**Given request**
Where the word "بعضهم" occurs in a line, return that line.
=====
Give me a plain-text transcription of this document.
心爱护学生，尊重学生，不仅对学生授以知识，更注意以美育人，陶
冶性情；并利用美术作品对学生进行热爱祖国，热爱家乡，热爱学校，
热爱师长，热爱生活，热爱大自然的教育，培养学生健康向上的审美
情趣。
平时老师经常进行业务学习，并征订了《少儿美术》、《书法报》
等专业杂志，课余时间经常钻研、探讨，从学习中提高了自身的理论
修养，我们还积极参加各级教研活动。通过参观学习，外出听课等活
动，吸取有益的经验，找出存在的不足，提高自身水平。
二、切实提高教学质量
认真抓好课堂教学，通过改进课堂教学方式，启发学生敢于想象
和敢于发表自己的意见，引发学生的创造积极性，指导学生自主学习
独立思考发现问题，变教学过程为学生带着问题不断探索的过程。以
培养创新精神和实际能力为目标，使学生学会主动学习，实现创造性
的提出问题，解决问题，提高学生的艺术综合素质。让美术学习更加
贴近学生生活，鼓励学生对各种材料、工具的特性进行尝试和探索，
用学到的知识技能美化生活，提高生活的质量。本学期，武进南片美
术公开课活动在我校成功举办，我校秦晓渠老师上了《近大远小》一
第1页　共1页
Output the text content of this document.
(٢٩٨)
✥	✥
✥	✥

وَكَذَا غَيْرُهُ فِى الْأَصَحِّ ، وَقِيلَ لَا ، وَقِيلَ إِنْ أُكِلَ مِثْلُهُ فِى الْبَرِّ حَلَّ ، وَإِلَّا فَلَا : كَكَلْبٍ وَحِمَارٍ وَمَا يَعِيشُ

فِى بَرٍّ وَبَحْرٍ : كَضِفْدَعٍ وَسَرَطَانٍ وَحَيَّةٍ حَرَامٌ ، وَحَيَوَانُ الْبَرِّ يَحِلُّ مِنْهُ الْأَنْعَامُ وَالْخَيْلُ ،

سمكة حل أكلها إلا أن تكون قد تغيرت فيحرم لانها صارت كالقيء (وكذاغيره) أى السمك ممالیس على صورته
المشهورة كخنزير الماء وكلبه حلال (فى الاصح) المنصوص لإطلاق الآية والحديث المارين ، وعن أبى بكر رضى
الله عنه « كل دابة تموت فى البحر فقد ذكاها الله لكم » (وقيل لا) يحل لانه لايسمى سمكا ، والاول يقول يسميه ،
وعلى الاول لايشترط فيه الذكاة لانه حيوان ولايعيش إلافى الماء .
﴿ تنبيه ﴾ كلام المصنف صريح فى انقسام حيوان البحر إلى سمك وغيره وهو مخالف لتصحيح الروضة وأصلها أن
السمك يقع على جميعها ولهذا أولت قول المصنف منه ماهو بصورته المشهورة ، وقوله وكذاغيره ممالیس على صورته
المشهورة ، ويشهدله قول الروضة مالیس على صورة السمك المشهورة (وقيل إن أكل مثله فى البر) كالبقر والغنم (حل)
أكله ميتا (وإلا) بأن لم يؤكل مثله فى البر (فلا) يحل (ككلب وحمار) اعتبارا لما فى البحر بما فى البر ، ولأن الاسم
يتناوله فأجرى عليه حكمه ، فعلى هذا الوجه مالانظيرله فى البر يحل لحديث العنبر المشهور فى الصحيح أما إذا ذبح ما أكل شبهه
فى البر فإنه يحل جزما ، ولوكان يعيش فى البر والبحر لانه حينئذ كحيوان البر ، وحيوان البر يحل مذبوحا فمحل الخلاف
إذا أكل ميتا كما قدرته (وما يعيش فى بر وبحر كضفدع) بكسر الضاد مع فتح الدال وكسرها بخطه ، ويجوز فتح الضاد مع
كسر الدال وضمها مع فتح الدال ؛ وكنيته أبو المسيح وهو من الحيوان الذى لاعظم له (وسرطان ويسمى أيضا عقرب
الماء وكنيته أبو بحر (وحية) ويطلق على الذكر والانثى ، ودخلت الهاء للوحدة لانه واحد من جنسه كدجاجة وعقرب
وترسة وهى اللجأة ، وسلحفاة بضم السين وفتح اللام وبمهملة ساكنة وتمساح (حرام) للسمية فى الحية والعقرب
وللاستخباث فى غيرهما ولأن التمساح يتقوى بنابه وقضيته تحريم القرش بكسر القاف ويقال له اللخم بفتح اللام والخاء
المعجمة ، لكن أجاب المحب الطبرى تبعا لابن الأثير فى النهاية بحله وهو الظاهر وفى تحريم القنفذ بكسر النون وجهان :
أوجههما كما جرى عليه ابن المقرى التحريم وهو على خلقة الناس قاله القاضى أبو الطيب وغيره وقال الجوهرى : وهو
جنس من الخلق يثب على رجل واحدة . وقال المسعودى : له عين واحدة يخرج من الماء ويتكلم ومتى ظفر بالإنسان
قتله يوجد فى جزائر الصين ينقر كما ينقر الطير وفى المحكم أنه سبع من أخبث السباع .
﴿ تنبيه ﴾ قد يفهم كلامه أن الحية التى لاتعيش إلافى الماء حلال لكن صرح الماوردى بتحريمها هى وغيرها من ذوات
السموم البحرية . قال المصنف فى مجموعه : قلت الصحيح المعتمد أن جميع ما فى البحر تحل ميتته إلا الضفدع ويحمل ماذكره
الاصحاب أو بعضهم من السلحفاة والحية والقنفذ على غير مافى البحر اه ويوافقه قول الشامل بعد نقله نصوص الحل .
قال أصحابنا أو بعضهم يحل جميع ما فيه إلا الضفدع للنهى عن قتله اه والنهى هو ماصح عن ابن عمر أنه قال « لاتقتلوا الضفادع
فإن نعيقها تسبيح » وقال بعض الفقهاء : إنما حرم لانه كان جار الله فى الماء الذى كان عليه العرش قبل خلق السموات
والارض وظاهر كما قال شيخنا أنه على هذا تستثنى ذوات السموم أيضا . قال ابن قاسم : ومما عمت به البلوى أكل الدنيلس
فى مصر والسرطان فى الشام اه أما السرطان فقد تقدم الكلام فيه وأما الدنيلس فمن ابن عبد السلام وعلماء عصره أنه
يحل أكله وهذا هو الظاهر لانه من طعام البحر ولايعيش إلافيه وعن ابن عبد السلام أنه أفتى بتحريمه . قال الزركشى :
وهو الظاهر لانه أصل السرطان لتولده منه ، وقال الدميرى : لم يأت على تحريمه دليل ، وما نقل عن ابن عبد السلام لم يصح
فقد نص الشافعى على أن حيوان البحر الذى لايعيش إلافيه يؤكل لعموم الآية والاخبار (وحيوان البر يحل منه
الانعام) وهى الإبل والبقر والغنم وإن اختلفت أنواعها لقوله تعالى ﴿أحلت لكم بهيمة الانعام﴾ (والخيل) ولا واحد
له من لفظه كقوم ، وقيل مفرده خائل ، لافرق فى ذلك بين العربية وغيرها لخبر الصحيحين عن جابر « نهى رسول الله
=====
**The response**
الاصحاب أو بعضهم من السلحفاة والحية والقنفذ على غير مافى البحر اه ويوافقه قول الشامل بعد نقله نصوص الحل .
قال أصحابنا أو بعضهم يحل جميع ما فيه إلا الضفدع للنهى عن قتله اه والنهى هو ماصح عن ابن عمر أنه قال « لاتقتلوا الضفادع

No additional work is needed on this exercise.